:: Exercise requirements ::
The listing below must be repeated word for word, with its images excluded.

:: Supplied material ::
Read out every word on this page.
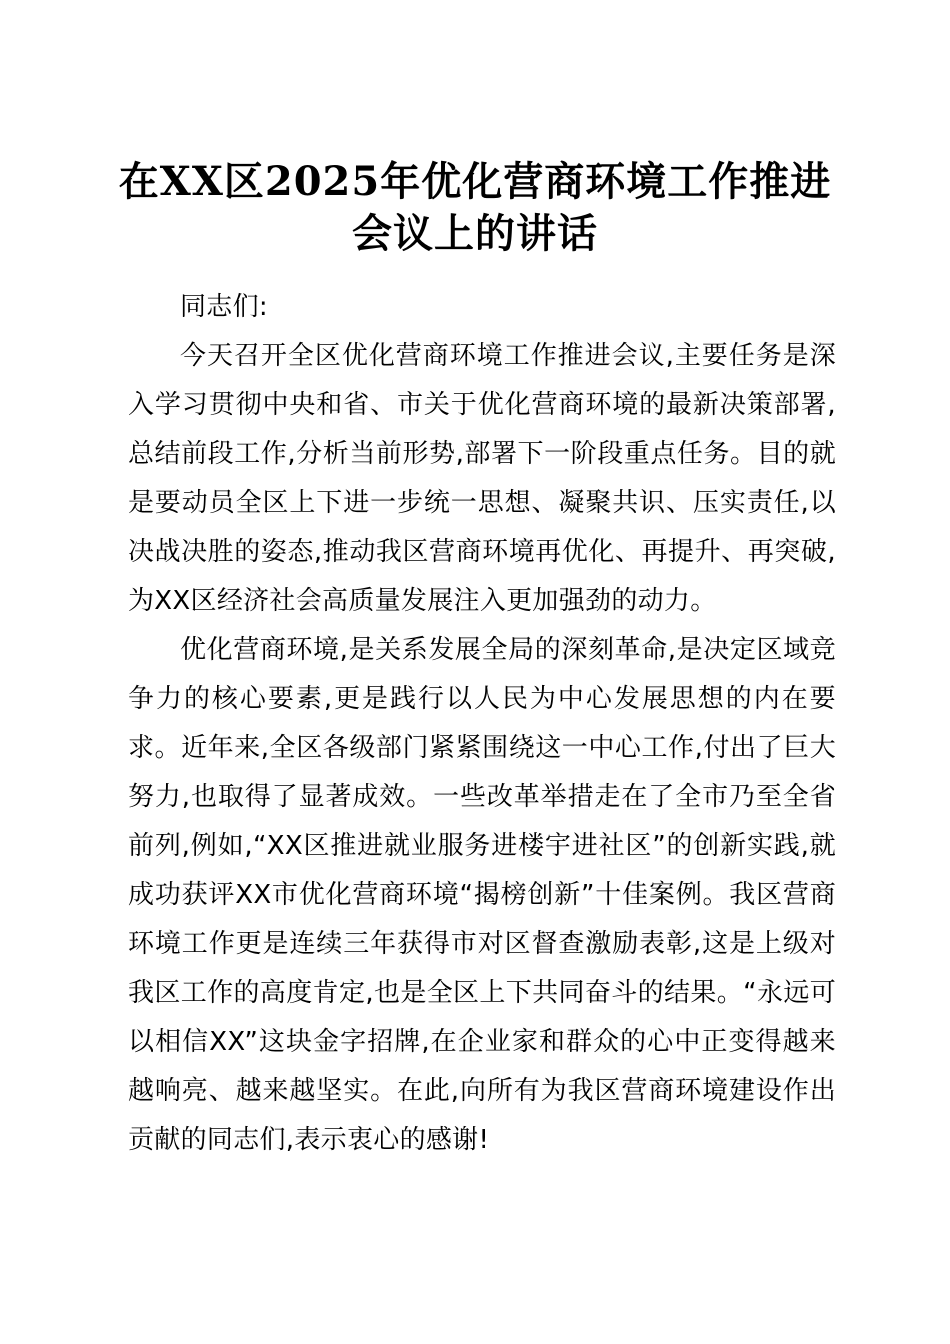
在XX区2025年优化营商环境工作推进会议上的讲话

同志们:

今天召开全区优化营商环境工作推进会议,主要任务是深入学习贯彻中央和省、市关于优化营商环境的最新决策部署,总结前段工作,分析当前形势,部署下一阶段重点任务。目的就是要动员全区上下进一步统一思想、凝聚共识、压实责任,以决战决胜的姿态,推动我区营商环境再优化、再提升、再突破,为XX区经济社会高质量发展注入更加强劲的动力。

优化营商环境,是关系发展全局的深刻革命,是决定区域竞争力的核心要素,更是践行以人民为中心发展思想的内在要求。近年来,全区各级部门紧紧围绕这一中心工作,付出了巨大努力,也取得了显著成效。一些改革举措走在了全市乃至全省前列,例如,“XX区推进就业服务进楼宇进社区”的创新实践,就成功获评XX市优化营商环境“揭榜创新”十佳案例。我区营商环境工作更是连续三年获得市对区督查激励表彰,这是上级对我区工作的高度肯定,也是全区上下共同奋斗的结果。“永远可以相信XX”这块金字招牌,在企业家和群众的心中正变得越来越响亮、越来越坚实。在此,向所有为我区营商环境建设作出贡献的同志们,表示衷心的感谢!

:: Correct output ::
Read out every word on this page.
在XX区2025年优化营商环境工作推进会议上的讲话

同志们:

今天召开全区优化营商环境工作推进会议,主要任务是深入学习贯彻中央和省、市关于优化营商环境的最新决策部署,总结前段工作,分析当前形势,部署下一阶段重点任务。目的就是要动员全区上下进一步统一思想、凝聚共识、压实责任,以决战决胜的姿态,推动我区营商环境再优化、再提升、再突破,为XX区经济社会高质量发展注入更加强劲的动力。

优化营商环境,是关系发展全局的深刻革命,是决定区域竞争力的核心要素,更是践行以人民为中心发展思想的内在要求。近年来,全区各级部门紧紧围绕这一中心工作,付出了巨大努力,也取得了显著成效。一些改革举措走在了全市乃至全省前列,例如,“XX区推进就业服务进楼宇进社区”的创新实践,就成功获评XX市优化营商环境“揭榜创新”十佳案例。我区营商环境工作更是连续三年获得市对区督查激励表彰,这是上级对我区工作的高度肯定,也是全区上下共同奋斗的结果。“永远可以相信XX”这块金字招牌,在企业家和群众的心中正变得越来越响亮、越来越坚实。在此,向所有为我区营商环境建设作出贡献的同志们,表示衷心的感谢!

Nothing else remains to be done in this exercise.